■ What is being asked
Write out the full listing exactly as given, minus the images.

(Stored data entries)

********

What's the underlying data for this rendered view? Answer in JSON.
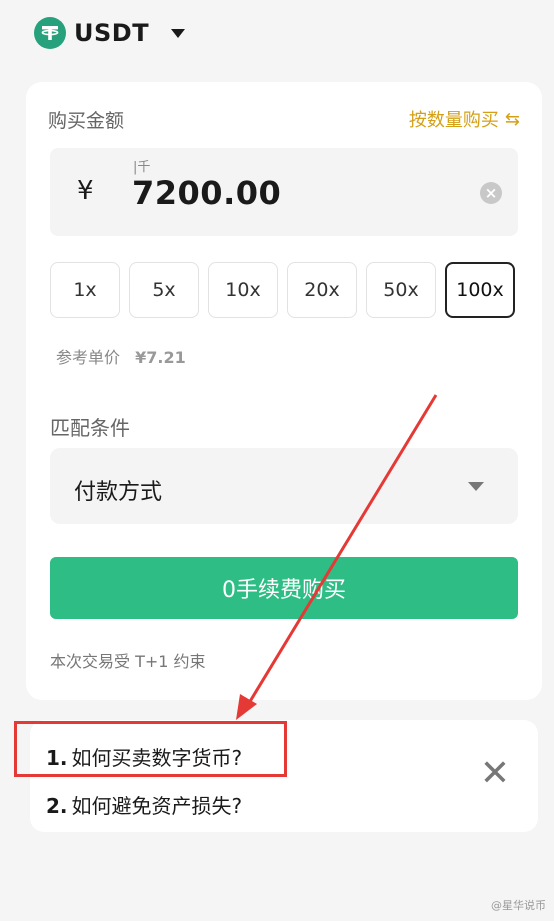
{
  "header": {
    "coin": "USDT"
  },
  "buy": {
    "amount_label": "购买金额",
    "switch_label": "按数量购买",
    "swap_icon": "⇆",
    "unit_hint": "|千",
    "currency_symbol": "¥",
    "amount_value": "7200.00",
    "clear_icon": "×",
    "multipliers": [
      "1x",
      "5x",
      "10x",
      "20x",
      "50x",
      "100x"
    ],
    "active_multiplier": "100x",
    "ref_price_label": "参考单价",
    "ref_price_value": "¥7.21",
    "match_label": "匹配条件",
    "payment_placeholder": "付款方式",
    "buy_button": "0手续费购买",
    "constraint_note": "本次交易受 T+1 约束"
  },
  "faq": {
    "items": [
      {
        "num": "1.",
        "text": "如何买卖数字货币?"
      },
      {
        "num": "2.",
        "text": "如何避免资产损失?"
      }
    ],
    "close_icon": "✕"
  },
  "watermark": "@星华说币",
  "colors": {
    "accent_green": "#2ebd85",
    "tether_green": "#26a17b",
    "gold": "#d4a017",
    "annotation_red": "#e53935"
  },
  "icons": {
    "coin": "tether-logo-icon",
    "dropdown": "caret-down-icon",
    "swap": "swap-arrows-icon",
    "clear": "clear-circle-icon",
    "close": "close-icon"
  }
}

********

■ Task response
What's the underlying data for this rendered view? Answer in JSON.
{
  "header": {
    "coin": "USDT"
  },
  "buy": {
    "amount_label": "购买金额",
    "switch_label": "按数量购买",
    "swap_icon": "⇆",
    "unit_hint": "|千",
    "currency_symbol": "¥",
    "amount_value": "7200.00",
    "clear_icon": "×",
    "multipliers": [
      "1x",
      "5x",
      "10x",
      "20x",
      "50x",
      "100x"
    ],
    "active_multiplier": "100x",
    "ref_price_label": "参考单价",
    "ref_price_value": "¥7.21",
    "match_label": "匹配条件",
    "payment_placeholder": "付款方式",
    "buy_button": "0手续费购买",
    "constraint_note": "本次交易受 T+1 约束"
  },
  "faq": {
    "items": [
      {
        "num": "1.",
        "text": "如何买卖数字货币?"
      },
      {
        "num": "2.",
        "text": "如何避免资产损失?"
      }
    ],
    "close_icon": "✕"
  },
  "watermark": "@星华说币",
  "colors": {
    "accent_green": "#2ebd85",
    "tether_green": "#26a17b",
    "gold": "#d4a017",
    "annotation_red": "#e53935"
  },
  "icons": {
    "coin": "tether-logo-icon",
    "dropdown": "caret-down-icon",
    "swap": "swap-arrows-icon",
    "clear": "clear-circle-icon",
    "close": "close-icon"
  }
}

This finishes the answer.